* PROMPT
Your job is to retype all of the data word for word, leaving every image out.

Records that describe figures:
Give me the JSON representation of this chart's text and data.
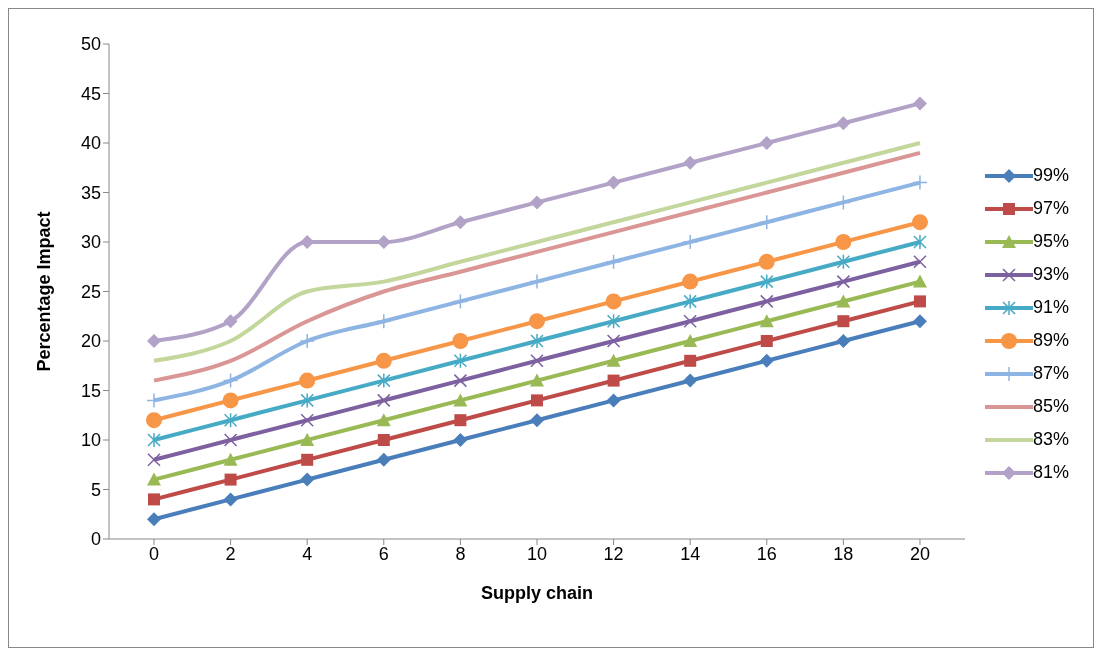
{
  "chart_data": {
    "type": "line",
    "xlabel": "Supply chain",
    "ylabel": "Percentage Impact",
    "categories": [
      "0",
      "2",
      "4",
      "6",
      "8",
      "10",
      "12",
      "14",
      "16",
      "18",
      "20"
    ],
    "ylim": [
      0,
      50
    ],
    "yticks": [
      0,
      5,
      10,
      15,
      20,
      25,
      30,
      35,
      40,
      45,
      50
    ],
    "grid": false,
    "legend": "right",
    "line_style": "solid",
    "series": [
      {
        "name": "99%",
        "color": "#4a7ebb",
        "marker": "diamond",
        "values": [
          2,
          4,
          6,
          8,
          10,
          12,
          14,
          16,
          18,
          20,
          22
        ]
      },
      {
        "name": "97%",
        "color": "#be4b48",
        "marker": "square",
        "values": [
          4,
          6,
          8,
          10,
          12,
          14,
          16,
          18,
          20,
          22,
          24
        ]
      },
      {
        "name": "95%",
        "color": "#98b954",
        "marker": "triangle",
        "values": [
          6,
          8,
          10,
          12,
          14,
          16,
          18,
          20,
          22,
          24,
          26
        ]
      },
      {
        "name": "93%",
        "color": "#7d60a0",
        "marker": "cross",
        "values": [
          8,
          10,
          12,
          14,
          16,
          18,
          20,
          22,
          24,
          26,
          28
        ]
      },
      {
        "name": "91%",
        "color": "#46aac5",
        "marker": "cross",
        "values": [
          10,
          12,
          14,
          16,
          18,
          20,
          22,
          24,
          26,
          28,
          30
        ]
      },
      {
        "name": "89%",
        "color": "#f79646",
        "marker": "circle",
        "values": [
          12,
          14,
          16,
          18,
          20,
          22,
          24,
          26,
          28,
          30,
          32
        ]
      },
      {
        "name": "87%",
        "color": "#8eb4e3",
        "marker": "cross",
        "values": [
          14,
          16,
          20,
          22,
          24,
          26,
          28,
          30,
          32,
          34,
          36
        ]
      },
      {
        "name": "85%",
        "color": "#d99694",
        "marker": "none",
        "values": [
          16,
          18,
          22,
          25,
          27,
          29,
          31,
          33,
          35,
          37,
          39
        ]
      },
      {
        "name": "83%",
        "color": "#c3d69b",
        "marker": "none",
        "values": [
          18,
          20,
          25,
          26,
          28,
          30,
          32,
          34,
          36,
          38,
          40
        ]
      },
      {
        "name": "81%",
        "color": "#b3a2c7",
        "marker": "diamond",
        "values": [
          20,
          22,
          30,
          30,
          32,
          34,
          36,
          38,
          40,
          42,
          44
        ]
      }
    ]
  }
}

* EXERCISE RESPONSE
Give me the JSON representation of this chart's text and data.
{
  "chart_data": {
    "type": "line",
    "xlabel": "Supply chain",
    "ylabel": "Percentage Impact",
    "categories": [
      "0",
      "2",
      "4",
      "6",
      "8",
      "10",
      "12",
      "14",
      "16",
      "18",
      "20"
    ],
    "ylim": [
      0,
      50
    ],
    "yticks": [
      0,
      5,
      10,
      15,
      20,
      25,
      30,
      35,
      40,
      45,
      50
    ],
    "grid": false,
    "legend": "right",
    "line_style": "solid",
    "series": [
      {
        "name": "99%",
        "color": "#4a7ebb",
        "marker": "diamond",
        "values": [
          2,
          4,
          6,
          8,
          10,
          12,
          14,
          16,
          18,
          20,
          22
        ]
      },
      {
        "name": "97%",
        "color": "#be4b48",
        "marker": "square",
        "values": [
          4,
          6,
          8,
          10,
          12,
          14,
          16,
          18,
          20,
          22,
          24
        ]
      },
      {
        "name": "95%",
        "color": "#98b954",
        "marker": "triangle",
        "values": [
          6,
          8,
          10,
          12,
          14,
          16,
          18,
          20,
          22,
          24,
          26
        ]
      },
      {
        "name": "93%",
        "color": "#7d60a0",
        "marker": "cross",
        "values": [
          8,
          10,
          12,
          14,
          16,
          18,
          20,
          22,
          24,
          26,
          28
        ]
      },
      {
        "name": "91%",
        "color": "#46aac5",
        "marker": "cross",
        "values": [
          10,
          12,
          14,
          16,
          18,
          20,
          22,
          24,
          26,
          28,
          30
        ]
      },
      {
        "name": "89%",
        "color": "#f79646",
        "marker": "circle",
        "values": [
          12,
          14,
          16,
          18,
          20,
          22,
          24,
          26,
          28,
          30,
          32
        ]
      },
      {
        "name": "87%",
        "color": "#8eb4e3",
        "marker": "cross",
        "values": [
          14,
          16,
          20,
          22,
          24,
          26,
          28,
          30,
          32,
          34,
          36
        ]
      },
      {
        "name": "85%",
        "color": "#d99694",
        "marker": "none",
        "values": [
          16,
          18,
          22,
          25,
          27,
          29,
          31,
          33,
          35,
          37,
          39
        ]
      },
      {
        "name": "83%",
        "color": "#c3d69b",
        "marker": "none",
        "values": [
          18,
          20,
          25,
          26,
          28,
          30,
          32,
          34,
          36,
          38,
          40
        ]
      },
      {
        "name": "81%",
        "color": "#b3a2c7",
        "marker": "diamond",
        "values": [
          20,
          22,
          30,
          30,
          32,
          34,
          36,
          38,
          40,
          42,
          44
        ]
      }
    ]
  }
}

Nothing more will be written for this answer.